_TEXT_:
## BEGIN

The Digital Self: Can the 4th Amendment fit in 140 characters?

The Digital Self Can the 4th Amendment fit in 140 characters

As the media continues to lather itself into a frothy frenzy over Edward Snowden, the now famous and infamous leaker of classified National Security Administration surveillance operations, it is important to remember that it is us, the people, for whom this ongoing story matters most. It is a story about both technology and law, and the unholy nether region where the two cross paths. And it is this aspect of this wild tale that we need to focus on most – even if the legal mumbo jumbo makes us want to spend a whole day browsing BuzzFeed.

The legal debate surrounding the NSA’s PRISM surveillance program boils down to this: Supporters of the programs in the U.S. government say the gathering of data on citizens and foreigners is completely legal. Opponents say it may be legal – but it’s not constitutional.

This disconnect between our hopes and cynicism helps create the perfect wiggle room for “legal” dragnet surveillance.

This is an important distinction. The U.S. Constitution is, of course, the ultimate law of the land – the document on which all our laws are based, and by which they must abide. It’s entirely possible that the laws directly governing PRISM – the FISA Amendments Act and the Patriot Act – are unconstitutional, or are being used to justify unconstitutional activities, in which case the “it’s legal” argument means little. (Because these laws are interpreted by a secret court, nobody this side of top secret clearance can say so with certainty.) This is the premise on which some legal experts condemn NSA spying activities.

“The National Security Agency’s recently revealed surveillance programs undermine the purpose of the Foreign Intelligence Surveillance Act, which was established to prevent this kind of overreach,” writes Georgetown University law professor Laura K. Donohue in the Washington Post. “They violate the Fourth Amendment’s guarantee against unreasonable search and seizure.”

So what, exactly, constitutes “unreasonable searches and seizures” in this age of Facebook status updates and tweets? The answer, if you can even call it that, is far more complicated than you might think.

First, some background: “Analysis of a Fourth Amendment issue is typically based on two questions: (1) did a search or seizure occur? and (2) was the government action reasonable under the circumstances?” explains Alan Butler, Appellate Advocacy Counsel for the Electronic Privacy Information Center (EPIC) and an expert on digital Fourth Amendment issues. For a “search” to occur, the person being searched must have a “reasonable expectation of privacy” – reasonable to her or him, and reasonable to society as a whole – in which case law enforcement must obtain a warrant or consent to search before snagging whatever it is they want to snag.

## END

_GIVEN INFORMATION_:
## BEGIN

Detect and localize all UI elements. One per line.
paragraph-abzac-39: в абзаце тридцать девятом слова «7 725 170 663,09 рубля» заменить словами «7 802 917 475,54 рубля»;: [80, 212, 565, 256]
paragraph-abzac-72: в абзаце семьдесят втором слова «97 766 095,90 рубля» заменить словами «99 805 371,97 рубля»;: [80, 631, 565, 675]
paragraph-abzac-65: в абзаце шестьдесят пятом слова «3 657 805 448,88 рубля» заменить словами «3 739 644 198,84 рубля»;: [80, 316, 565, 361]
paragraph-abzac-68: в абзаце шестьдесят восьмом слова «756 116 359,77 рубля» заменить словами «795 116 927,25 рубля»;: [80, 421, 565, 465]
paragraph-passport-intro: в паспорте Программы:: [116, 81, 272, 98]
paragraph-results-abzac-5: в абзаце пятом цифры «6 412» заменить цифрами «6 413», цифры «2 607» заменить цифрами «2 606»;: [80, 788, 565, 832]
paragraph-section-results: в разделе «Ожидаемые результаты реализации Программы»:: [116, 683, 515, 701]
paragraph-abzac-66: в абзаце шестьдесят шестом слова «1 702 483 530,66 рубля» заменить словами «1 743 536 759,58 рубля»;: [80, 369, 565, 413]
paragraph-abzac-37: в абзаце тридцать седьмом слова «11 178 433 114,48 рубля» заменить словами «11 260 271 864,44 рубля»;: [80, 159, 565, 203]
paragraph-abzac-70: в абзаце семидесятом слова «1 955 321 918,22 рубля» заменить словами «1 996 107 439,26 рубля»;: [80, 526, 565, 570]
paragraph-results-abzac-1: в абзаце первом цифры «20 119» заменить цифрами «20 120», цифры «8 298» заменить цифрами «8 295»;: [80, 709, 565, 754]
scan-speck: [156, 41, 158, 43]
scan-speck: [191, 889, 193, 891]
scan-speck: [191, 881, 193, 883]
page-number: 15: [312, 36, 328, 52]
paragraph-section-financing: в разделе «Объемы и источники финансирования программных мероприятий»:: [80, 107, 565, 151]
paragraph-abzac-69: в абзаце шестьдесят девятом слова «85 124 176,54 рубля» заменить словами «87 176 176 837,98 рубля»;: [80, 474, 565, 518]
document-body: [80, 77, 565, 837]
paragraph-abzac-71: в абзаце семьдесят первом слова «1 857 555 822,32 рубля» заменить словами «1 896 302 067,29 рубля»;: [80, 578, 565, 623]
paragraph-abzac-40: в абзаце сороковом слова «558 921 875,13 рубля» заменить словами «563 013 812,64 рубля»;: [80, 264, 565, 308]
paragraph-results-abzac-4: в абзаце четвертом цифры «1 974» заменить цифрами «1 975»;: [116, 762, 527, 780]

## END

_TASK REQUIREMENTS_: Continue the article on the Fourth Amendment and NSA surveillance, starting directly after its last sentence.

_REPLY TO THE TASK_:
However, a pair of profound court decisions from the 1970s – Smith v. Maryland and United States v. Miller – established what’s now known as the “third party doctrine,” which made it perfectly reasonable for Johnny Law to grab telephone records and some bank documents without a warrant “because the individuals had no ‘reasonable expectation of privacy’ in records held by third parties,” says Butler. This is the reason the NSA can collect all Verzion’s phone records without court approval.

“Law enforcement has taken the position that once an item is ‘shared,’ the user has no reasonable expectation of privacy.”

The good news for privacy hawks is that this “third party doctrine” has come under increased scrutiny, most notably by Supreme Court Justice Sonia Sotomayor in the recent United States v. Jones decision. And the seizure of telephone conversations, letters sent through the U.S. Postal Service, and even emails (that are less than six months old) all enjoy firm protections under the Fourth Amendment, courts have ruled. But social media? Well, that’s a whole other beast.

“Social media presents a number of interesting and unique Fourth Amendment issues that courts are only beginning to address,” says Butler. “One important question in this area is whether social media content is protected by the Fourth Amendment at all.”

For now, the courts have failed to fully answer this question, leaving law enforcement with ample leeway to go after a variety of data, including Facebook status updates, tweets, and other forms of social media communications.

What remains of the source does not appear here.